WHAT IS REQUIRED
Search the data for the word "screenshot". Reproduce every line where it is found.

◇ ◇ ◇ ◇ ◇

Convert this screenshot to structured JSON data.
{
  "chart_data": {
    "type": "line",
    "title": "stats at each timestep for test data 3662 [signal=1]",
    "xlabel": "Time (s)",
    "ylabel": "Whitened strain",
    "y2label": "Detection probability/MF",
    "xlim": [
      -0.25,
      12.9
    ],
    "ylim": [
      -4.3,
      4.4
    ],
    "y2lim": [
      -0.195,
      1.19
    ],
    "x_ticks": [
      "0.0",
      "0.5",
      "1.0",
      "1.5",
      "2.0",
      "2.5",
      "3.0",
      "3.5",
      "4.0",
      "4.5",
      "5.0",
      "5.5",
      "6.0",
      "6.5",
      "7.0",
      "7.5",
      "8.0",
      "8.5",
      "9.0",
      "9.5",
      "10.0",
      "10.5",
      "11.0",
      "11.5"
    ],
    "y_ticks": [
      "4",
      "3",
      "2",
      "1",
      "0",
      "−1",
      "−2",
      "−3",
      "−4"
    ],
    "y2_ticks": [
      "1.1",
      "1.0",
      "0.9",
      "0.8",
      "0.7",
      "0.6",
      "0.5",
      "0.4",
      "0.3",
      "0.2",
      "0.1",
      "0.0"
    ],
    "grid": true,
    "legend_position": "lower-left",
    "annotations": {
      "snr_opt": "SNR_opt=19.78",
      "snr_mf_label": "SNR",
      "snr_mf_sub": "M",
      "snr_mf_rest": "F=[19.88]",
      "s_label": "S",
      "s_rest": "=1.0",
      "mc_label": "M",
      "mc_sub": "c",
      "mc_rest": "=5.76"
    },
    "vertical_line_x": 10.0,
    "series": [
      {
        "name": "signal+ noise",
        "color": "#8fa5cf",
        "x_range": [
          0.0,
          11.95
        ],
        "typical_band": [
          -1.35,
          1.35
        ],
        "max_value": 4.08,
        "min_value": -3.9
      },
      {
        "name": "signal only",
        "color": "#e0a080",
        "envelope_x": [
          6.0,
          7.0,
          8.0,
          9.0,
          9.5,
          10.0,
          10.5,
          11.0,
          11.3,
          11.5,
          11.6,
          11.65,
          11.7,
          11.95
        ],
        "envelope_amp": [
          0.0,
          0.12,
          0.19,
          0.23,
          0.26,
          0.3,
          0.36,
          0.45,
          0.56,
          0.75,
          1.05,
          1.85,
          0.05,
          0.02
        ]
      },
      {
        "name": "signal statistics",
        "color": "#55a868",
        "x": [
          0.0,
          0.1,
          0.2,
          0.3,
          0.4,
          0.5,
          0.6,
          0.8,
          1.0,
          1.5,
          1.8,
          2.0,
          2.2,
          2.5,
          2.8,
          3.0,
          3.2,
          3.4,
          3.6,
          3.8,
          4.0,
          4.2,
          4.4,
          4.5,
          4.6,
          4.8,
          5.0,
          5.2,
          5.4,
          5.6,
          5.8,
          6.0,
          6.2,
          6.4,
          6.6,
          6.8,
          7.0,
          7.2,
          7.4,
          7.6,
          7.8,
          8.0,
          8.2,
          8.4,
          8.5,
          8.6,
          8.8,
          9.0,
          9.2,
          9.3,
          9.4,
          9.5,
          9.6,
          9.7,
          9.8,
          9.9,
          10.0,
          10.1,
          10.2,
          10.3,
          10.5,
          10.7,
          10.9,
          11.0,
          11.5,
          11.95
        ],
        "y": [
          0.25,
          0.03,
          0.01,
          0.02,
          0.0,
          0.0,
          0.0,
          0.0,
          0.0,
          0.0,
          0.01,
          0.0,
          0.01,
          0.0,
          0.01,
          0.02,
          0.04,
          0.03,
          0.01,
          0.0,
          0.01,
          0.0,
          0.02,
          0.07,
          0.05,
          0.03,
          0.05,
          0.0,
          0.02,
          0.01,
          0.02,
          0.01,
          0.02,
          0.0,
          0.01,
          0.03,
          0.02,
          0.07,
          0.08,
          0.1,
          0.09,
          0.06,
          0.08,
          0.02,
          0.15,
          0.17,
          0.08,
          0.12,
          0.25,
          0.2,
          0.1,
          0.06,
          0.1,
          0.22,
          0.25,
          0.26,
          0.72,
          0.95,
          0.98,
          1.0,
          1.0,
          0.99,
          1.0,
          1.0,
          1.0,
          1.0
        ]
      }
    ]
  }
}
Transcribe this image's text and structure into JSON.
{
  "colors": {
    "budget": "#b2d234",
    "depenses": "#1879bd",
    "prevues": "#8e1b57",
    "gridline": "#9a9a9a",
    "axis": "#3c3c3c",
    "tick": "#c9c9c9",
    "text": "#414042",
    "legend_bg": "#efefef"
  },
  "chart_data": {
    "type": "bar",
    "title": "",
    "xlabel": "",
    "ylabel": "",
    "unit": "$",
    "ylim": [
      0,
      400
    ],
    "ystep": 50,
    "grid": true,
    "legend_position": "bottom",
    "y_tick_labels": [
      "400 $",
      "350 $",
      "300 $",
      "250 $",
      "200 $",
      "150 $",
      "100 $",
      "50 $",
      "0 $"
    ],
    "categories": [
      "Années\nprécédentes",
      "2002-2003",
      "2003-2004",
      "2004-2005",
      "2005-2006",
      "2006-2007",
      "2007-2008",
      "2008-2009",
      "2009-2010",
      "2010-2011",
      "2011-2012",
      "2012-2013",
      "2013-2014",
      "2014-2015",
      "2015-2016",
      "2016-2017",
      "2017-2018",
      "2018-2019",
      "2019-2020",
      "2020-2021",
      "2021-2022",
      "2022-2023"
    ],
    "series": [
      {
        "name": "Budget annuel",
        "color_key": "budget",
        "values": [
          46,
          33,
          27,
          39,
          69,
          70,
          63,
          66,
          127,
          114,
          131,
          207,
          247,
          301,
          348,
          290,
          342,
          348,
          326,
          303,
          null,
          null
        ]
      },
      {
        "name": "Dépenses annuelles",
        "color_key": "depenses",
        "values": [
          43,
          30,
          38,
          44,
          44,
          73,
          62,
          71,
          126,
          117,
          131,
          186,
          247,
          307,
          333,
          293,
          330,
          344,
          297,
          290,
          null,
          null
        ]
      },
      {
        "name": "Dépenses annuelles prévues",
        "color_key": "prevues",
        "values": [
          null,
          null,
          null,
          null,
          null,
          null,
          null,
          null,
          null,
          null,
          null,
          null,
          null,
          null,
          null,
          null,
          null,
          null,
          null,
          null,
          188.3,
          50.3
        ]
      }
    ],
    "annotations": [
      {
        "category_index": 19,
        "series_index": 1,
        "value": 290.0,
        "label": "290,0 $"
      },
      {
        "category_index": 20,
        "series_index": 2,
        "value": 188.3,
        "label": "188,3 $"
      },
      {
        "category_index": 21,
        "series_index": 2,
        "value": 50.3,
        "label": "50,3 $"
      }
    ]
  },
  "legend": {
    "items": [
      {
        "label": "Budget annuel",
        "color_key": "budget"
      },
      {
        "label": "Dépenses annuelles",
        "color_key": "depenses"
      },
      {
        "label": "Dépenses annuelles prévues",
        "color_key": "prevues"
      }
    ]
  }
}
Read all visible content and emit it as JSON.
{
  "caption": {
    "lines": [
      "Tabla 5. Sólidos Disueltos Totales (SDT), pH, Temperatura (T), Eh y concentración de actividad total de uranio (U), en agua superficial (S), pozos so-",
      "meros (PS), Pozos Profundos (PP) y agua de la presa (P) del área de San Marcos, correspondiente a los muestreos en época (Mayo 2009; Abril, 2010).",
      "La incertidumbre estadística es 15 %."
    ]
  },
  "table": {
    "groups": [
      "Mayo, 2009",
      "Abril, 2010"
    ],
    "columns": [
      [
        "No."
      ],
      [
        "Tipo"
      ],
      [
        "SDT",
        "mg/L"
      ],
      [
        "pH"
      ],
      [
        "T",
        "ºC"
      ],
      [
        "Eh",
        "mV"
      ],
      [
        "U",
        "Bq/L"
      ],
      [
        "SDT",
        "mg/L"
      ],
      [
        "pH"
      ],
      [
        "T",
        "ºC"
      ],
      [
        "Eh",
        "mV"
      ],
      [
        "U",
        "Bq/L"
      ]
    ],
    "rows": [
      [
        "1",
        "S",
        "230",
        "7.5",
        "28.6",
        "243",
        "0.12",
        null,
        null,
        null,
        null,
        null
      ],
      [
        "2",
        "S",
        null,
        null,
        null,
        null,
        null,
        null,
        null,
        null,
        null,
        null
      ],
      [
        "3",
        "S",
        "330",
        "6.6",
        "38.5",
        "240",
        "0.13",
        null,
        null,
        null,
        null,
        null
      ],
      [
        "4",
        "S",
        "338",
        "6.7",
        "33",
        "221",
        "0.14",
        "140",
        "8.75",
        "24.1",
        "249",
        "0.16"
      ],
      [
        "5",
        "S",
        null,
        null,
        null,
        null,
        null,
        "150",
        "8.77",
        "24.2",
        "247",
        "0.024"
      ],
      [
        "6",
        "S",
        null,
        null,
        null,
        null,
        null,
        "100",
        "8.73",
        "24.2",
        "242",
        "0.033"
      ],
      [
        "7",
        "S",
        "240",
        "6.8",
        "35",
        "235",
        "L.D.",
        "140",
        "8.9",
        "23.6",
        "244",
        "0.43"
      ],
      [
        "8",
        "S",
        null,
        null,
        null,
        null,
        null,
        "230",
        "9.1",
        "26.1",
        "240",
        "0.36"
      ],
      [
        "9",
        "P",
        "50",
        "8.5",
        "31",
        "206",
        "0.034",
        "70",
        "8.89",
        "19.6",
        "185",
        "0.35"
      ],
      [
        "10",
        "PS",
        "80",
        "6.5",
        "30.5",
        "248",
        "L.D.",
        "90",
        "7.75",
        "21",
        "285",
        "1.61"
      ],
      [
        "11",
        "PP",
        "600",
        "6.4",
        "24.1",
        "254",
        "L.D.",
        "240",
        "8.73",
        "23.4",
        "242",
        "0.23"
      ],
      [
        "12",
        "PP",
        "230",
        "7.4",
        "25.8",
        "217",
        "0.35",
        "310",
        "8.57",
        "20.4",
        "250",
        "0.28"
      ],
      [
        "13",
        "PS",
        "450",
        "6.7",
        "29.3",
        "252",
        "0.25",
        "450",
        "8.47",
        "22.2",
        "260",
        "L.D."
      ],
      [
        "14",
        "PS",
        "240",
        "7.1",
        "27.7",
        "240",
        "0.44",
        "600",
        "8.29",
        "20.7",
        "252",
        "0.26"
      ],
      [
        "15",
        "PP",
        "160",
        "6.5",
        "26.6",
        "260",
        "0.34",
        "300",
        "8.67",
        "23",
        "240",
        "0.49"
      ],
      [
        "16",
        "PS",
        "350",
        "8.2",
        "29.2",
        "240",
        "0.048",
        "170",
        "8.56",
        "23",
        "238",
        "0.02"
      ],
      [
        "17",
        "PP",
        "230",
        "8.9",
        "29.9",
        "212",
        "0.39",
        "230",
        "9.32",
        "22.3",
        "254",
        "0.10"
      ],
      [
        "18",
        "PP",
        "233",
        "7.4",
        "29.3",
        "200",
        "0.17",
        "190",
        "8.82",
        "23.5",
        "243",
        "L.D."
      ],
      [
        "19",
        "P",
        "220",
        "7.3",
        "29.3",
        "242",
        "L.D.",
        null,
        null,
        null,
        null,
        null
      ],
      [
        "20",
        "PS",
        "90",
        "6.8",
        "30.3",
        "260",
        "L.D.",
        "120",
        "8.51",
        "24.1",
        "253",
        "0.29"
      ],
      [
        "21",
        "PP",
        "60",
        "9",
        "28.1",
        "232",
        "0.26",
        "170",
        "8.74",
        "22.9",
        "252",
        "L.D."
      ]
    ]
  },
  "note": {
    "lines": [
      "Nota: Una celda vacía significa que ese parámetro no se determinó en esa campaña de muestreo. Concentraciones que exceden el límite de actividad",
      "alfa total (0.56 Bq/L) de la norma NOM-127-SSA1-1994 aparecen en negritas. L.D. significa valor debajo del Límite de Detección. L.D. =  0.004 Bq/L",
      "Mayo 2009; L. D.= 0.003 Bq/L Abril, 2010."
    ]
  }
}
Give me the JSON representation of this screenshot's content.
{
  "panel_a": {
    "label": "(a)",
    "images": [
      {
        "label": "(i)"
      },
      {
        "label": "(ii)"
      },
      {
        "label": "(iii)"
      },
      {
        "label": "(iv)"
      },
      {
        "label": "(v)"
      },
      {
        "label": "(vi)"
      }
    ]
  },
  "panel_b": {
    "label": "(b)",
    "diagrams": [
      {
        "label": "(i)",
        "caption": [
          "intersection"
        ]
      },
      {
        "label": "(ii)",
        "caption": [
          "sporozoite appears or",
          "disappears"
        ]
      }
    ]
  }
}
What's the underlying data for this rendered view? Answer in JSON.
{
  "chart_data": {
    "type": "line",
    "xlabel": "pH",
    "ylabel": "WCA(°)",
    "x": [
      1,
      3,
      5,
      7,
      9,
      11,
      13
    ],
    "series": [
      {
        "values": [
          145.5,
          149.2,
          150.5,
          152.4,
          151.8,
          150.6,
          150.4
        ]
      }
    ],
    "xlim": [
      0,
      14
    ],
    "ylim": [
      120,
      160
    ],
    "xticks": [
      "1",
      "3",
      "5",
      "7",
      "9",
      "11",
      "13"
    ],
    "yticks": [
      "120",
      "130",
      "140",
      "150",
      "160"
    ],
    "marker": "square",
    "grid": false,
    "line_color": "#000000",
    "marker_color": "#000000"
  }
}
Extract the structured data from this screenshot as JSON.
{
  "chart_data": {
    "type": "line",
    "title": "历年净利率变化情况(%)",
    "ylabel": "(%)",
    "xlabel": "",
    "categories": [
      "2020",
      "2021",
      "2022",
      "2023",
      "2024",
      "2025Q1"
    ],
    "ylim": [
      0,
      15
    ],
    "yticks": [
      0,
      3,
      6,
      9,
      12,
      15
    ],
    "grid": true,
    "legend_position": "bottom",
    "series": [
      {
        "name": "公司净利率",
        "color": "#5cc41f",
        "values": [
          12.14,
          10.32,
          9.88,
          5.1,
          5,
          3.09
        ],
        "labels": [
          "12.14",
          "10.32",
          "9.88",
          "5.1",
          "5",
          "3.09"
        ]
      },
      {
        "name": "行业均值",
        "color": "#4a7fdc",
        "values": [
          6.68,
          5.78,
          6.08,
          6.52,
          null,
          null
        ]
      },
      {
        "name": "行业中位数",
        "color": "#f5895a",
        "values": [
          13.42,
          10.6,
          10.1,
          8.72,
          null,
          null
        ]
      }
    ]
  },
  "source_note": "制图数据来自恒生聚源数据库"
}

◇ ◇ ◇ ◇ ◇

SOLUTION FOR THIS EXERCISE
Convert this screenshot to structured JSON data.
Give me the JSON representation of this screenshot's content.
Extract the structured data from this screenshot as JSON.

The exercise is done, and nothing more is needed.